What needs to be done
Look through the material below for "this". Copy every line that contains it.

Dataset records

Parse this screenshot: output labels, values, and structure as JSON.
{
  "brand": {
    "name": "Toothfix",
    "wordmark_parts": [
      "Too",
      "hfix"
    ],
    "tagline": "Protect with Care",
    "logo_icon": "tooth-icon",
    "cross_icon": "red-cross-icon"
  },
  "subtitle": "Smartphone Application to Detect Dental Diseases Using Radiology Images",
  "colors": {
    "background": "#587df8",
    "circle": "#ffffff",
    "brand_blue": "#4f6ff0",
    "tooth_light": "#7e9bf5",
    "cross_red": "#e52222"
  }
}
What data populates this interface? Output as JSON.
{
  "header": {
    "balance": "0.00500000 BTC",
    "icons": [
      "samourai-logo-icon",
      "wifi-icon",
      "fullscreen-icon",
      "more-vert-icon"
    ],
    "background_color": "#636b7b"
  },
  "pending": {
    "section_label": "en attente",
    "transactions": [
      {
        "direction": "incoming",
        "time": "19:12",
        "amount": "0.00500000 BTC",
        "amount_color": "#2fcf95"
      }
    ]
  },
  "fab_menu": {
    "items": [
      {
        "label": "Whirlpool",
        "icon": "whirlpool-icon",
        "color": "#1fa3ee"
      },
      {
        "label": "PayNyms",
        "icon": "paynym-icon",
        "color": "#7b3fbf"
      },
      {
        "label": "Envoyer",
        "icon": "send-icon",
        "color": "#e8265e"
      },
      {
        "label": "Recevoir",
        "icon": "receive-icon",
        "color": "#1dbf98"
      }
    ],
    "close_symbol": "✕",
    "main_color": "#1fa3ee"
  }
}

Finished answer
Parse this screenshot: output labels, values, and structure as JSON.
What data populates this interface? Output as JSON.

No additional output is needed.